Records about charts and figures:
[START]

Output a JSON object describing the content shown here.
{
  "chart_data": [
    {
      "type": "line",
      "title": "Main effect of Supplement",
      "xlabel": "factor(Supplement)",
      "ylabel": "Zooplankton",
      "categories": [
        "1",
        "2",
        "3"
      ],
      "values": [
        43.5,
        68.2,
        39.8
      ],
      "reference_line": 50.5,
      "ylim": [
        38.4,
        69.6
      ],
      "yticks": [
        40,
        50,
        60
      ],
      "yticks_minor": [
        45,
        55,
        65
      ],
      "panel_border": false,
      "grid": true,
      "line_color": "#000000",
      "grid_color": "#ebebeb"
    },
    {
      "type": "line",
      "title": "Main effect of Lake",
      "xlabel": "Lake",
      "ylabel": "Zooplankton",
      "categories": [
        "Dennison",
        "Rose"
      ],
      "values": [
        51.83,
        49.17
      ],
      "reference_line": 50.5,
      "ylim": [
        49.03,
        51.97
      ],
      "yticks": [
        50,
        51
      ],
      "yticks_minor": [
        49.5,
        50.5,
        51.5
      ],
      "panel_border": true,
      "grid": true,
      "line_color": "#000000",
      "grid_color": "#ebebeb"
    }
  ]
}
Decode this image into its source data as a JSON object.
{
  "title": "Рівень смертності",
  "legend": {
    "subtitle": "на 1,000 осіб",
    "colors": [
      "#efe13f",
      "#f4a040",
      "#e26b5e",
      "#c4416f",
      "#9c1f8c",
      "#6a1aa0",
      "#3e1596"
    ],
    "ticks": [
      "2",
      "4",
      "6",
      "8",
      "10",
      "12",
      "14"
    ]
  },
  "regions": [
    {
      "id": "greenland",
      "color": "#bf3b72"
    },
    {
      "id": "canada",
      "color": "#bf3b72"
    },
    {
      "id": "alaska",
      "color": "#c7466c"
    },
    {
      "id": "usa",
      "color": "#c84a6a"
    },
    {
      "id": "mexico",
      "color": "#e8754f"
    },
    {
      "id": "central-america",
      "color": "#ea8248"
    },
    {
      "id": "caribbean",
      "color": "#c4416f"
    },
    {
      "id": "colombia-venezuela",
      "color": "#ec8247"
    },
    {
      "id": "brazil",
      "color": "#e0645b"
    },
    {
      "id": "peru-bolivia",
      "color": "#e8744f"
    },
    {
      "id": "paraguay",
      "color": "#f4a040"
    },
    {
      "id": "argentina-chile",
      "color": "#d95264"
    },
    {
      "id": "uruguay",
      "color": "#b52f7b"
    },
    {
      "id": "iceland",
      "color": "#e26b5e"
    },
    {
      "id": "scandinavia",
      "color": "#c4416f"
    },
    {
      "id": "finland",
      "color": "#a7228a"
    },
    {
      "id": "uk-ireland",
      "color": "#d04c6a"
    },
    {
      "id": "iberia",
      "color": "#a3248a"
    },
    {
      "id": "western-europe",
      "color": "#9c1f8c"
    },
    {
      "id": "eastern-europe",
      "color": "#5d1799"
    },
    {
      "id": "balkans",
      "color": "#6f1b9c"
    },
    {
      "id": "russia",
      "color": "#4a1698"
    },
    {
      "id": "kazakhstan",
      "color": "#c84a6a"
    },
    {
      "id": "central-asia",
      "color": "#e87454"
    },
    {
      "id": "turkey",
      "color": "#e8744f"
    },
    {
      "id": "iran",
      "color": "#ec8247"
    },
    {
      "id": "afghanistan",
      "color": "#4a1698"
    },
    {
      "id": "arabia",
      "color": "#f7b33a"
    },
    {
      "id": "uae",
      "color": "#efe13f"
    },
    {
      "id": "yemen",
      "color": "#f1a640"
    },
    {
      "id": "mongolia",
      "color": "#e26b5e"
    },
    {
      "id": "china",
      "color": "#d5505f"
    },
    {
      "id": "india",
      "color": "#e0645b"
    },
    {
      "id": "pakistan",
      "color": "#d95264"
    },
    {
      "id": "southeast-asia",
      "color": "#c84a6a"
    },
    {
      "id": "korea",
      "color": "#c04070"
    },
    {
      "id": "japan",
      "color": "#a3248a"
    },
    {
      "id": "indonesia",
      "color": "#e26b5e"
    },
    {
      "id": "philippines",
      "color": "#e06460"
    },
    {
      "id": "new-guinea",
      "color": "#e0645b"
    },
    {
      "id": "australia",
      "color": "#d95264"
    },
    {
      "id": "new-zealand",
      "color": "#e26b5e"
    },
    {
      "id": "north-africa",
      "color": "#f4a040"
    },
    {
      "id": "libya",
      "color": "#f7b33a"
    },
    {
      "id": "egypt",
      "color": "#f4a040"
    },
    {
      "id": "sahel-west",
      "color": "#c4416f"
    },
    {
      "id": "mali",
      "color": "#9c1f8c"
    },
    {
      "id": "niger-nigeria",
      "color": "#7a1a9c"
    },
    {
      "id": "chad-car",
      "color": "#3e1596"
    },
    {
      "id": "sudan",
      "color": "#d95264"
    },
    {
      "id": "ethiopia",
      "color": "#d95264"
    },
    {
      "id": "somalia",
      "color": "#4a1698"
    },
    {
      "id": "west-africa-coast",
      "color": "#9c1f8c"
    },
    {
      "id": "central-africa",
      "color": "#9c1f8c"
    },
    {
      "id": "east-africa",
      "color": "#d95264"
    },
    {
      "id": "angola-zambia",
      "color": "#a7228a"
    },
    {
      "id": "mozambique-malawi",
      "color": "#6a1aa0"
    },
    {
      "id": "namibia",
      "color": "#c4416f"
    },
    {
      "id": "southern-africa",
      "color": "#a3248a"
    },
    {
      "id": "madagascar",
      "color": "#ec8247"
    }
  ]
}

[END]

INSTRUCTION: Return the entries above exactly as they appear.

CORRECT RESPONSE:
Output a JSON object describing the content shown here.
{
  "chart_data": [
    {
      "type": "line",
      "title": "Main effect of Supplement",
      "xlabel": "factor(Supplement)",
      "ylabel": "Zooplankton",
      "categories": [
        "1",
        "2",
        "3"
      ],
      "values": [
        43.5,
        68.2,
        39.8
      ],
      "reference_line": 50.5,
      "ylim": [
        38.4,
        69.6
      ],
      "yticks": [
        40,
        50,
        60
      ],
      "yticks_minor": [
        45,
        55,
        65
      ],
      "panel_border": false,
      "grid": true,
      "line_color": "#000000",
      "grid_color": "#ebebeb"
    },
    {
      "type": "line",
      "title": "Main effect of Lake",
      "xlabel": "Lake",
      "ylabel": "Zooplankton",
      "categories": [
        "Dennison",
        "Rose"
      ],
      "values": [
        51.83,
        49.17
      ],
      "reference_line": 50.5,
      "ylim": [
        49.03,
        51.97
      ],
      "yticks": [
        50,
        51
      ],
      "yticks_minor": [
        49.5,
        50.5,
        51.5
      ],
      "panel_border": true,
      "grid": true,
      "line_color": "#000000",
      "grid_color": "#ebebeb"
    }
  ]
}
Decode this image into its source data as a JSON object.
{
  "title": "Рівень смертності",
  "legend": {
    "subtitle": "на 1,000 осіб",
    "colors": [
      "#efe13f",
      "#f4a040",
      "#e26b5e",
      "#c4416f",
      "#9c1f8c",
      "#6a1aa0",
      "#3e1596"
    ],
    "ticks": [
      "2",
      "4",
      "6",
      "8",
      "10",
      "12",
      "14"
    ]
  },
  "regions": [
    {
      "id": "greenland",
      "color": "#bf3b72"
    },
    {
      "id": "canada",
      "color": "#bf3b72"
    },
    {
      "id": "alaska",
      "color": "#c7466c"
    },
    {
      "id": "usa",
      "color": "#c84a6a"
    },
    {
      "id": "mexico",
      "color": "#e8754f"
    },
    {
      "id": "central-america",
      "color": "#ea8248"
    },
    {
      "id": "caribbean",
      "color": "#c4416f"
    },
    {
      "id": "colombia-venezuela",
      "color": "#ec8247"
    },
    {
      "id": "brazil",
      "color": "#e0645b"
    },
    {
      "id": "peru-bolivia",
      "color": "#e8744f"
    },
    {
      "id": "paraguay",
      "color": "#f4a040"
    },
    {
      "id": "argentina-chile",
      "color": "#d95264"
    },
    {
      "id": "uruguay",
      "color": "#b52f7b"
    },
    {
      "id": "iceland",
      "color": "#e26b5e"
    },
    {
      "id": "scandinavia",
      "color": "#c4416f"
    },
    {
      "id": "finland",
      "color": "#a7228a"
    },
    {
      "id": "uk-ireland",
      "color": "#d04c6a"
    },
    {
      "id": "iberia",
      "color": "#a3248a"
    },
    {
      "id": "western-europe",
      "color": "#9c1f8c"
    },
    {
      "id": "eastern-europe",
      "color": "#5d1799"
    },
    {
      "id": "balkans",
      "color": "#6f1b9c"
    },
    {
      "id": "russia",
      "color": "#4a1698"
    },
    {
      "id": "kazakhstan",
      "color": "#c84a6a"
    },
    {
      "id": "central-asia",
      "color": "#e87454"
    },
    {
      "id": "turkey",
      "color": "#e8744f"
    },
    {
      "id": "iran",
      "color": "#ec8247"
    },
    {
      "id": "afghanistan",
      "color": "#4a1698"
    },
    {
      "id": "arabia",
      "color": "#f7b33a"
    },
    {
      "id": "uae",
      "color": "#efe13f"
    },
    {
      "id": "yemen",
      "color": "#f1a640"
    },
    {
      "id": "mongolia",
      "color": "#e26b5e"
    },
    {
      "id": "china",
      "color": "#d5505f"
    },
    {
      "id": "india",
      "color": "#e0645b"
    },
    {
      "id": "pakistan",
      "color": "#d95264"
    },
    {
      "id": "southeast-asia",
      "color": "#c84a6a"
    },
    {
      "id": "korea",
      "color": "#c04070"
    },
    {
      "id": "japan",
      "color": "#a3248a"
    },
    {
      "id": "indonesia",
      "color": "#e26b5e"
    },
    {
      "id": "philippines",
      "color": "#e06460"
    },
    {
      "id": "new-guinea",
      "color": "#e0645b"
    },
    {
      "id": "australia",
      "color": "#d95264"
    },
    {
      "id": "new-zealand",
      "color": "#e26b5e"
    },
    {
      "id": "north-africa",
      "color": "#f4a040"
    },
    {
      "id": "libya",
      "color": "#f7b33a"
    },
    {
      "id": "egypt",
      "color": "#f4a040"
    },
    {
      "id": "sahel-west",
      "color": "#c4416f"
    },
    {
      "id": "mali",
      "color": "#9c1f8c"
    },
    {
      "id": "niger-nigeria",
      "color": "#7a1a9c"
    },
    {
      "id": "chad-car",
      "color": "#3e1596"
    },
    {
      "id": "sudan",
      "color": "#d95264"
    },
    {
      "id": "ethiopia",
      "color": "#d95264"
    },
    {
      "id": "somalia",
      "color": "#4a1698"
    },
    {
      "id": "west-africa-coast",
      "color": "#9c1f8c"
    },
    {
      "id": "central-africa",
      "color": "#9c1f8c"
    },
    {
      "id": "east-africa",
      "color": "#d95264"
    },
    {
      "id": "angola-zambia",
      "color": "#a7228a"
    },
    {
      "id": "mozambique-malawi",
      "color": "#6a1aa0"
    },
    {
      "id": "namibia",
      "color": "#c4416f"
    },
    {
      "id": "southern-africa",
      "color": "#a3248a"
    },
    {
      "id": "madagascar",
      "color": "#ec8247"
    }
  ]
}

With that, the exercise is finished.